# Task details
Go through the entries and copy each one exactly. Leave none out.

Items listed in a dataset
Content starts

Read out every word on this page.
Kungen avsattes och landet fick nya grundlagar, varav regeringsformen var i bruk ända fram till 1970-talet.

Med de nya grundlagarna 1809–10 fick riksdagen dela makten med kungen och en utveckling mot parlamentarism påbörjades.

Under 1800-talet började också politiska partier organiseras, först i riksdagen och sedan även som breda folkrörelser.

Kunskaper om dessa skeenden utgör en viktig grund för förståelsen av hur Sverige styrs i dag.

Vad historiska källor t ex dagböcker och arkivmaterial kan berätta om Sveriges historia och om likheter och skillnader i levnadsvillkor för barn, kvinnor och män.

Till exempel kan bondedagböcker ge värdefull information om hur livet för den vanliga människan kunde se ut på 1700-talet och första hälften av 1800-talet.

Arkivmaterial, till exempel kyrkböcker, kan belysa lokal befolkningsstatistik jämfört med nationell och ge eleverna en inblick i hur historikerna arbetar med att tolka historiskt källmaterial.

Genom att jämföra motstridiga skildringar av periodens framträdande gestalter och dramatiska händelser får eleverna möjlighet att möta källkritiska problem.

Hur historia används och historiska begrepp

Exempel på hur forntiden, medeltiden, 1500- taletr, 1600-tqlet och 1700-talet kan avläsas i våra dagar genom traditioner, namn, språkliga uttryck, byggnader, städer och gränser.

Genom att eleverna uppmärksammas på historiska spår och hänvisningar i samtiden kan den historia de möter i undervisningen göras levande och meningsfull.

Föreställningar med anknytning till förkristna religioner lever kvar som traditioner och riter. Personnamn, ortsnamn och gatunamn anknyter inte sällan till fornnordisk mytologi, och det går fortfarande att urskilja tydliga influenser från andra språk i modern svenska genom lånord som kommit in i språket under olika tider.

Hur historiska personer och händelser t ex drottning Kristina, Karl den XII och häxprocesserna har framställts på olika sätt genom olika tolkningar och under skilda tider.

Content ends

# Your response
Read out every word on this page.
Kungen avsattes och landet fick nya grundlagar, varav regeringsformen var i bruk ända fram till 1970-talet.

Med de nya grundlagarna 1809–10 fick riksdagen dela makten med kungen och en utveckling mot parlamentarism påbörjades.

Under 1800-talet började också politiska partier organiseras, först i riksdagen och sedan även som breda folkrörelser.

Kunskaper om dessa skeenden utgör en viktig grund för förståelsen av hur Sverige styrs i dag.

Vad historiska källor t ex dagböcker och arkivmaterial kan berätta om Sveriges historia och om likheter och skillnader i levnadsvillkor för barn, kvinnor och män.

Till exempel kan bondedagböcker ge värdefull information om hur livet för den vanliga människan kunde se ut på 1700-talet och första hälften av 1800-talet.

Arkivmaterial, till exempel kyrkböcker, kan belysa lokal befolkningsstatistik jämfört med nationell och ge eleverna en inblick i hur historikerna arbetar med att tolka historiskt källmaterial.

Genom att jämföra motstridiga skildringar av periodens framträdande gestalter och dramatiska händelser får eleverna möjlighet att möta källkritiska problem.

Hur historia används och historiska begrepp

Exempel på hur forntiden, medeltiden, 1500- taletr, 1600-tqlet och 1700-talet kan avläsas i våra dagar genom traditioner, namn, språkliga uttryck, byggnader, städer och gränser.

Genom att eleverna uppmärksammas på historiska spår och hänvisningar i samtiden kan den historia de möter i undervisningen göras levande och meningsfull.

Föreställningar med anknytning till förkristna religioner lever kvar som traditioner och riter. Personnamn, ortsnamn och gatunamn anknyter inte sällan till fornnordisk mytologi, och det går fortfarande att urskilja tydliga influenser från andra språk i modern svenska genom lånord som kommit in i språket under olika tider.

Hur historiska personer och händelser t ex drottning Kristina, Karl den XII och häxprocesserna har framställts på olika sätt genom olika tolkningar och under skilda tider.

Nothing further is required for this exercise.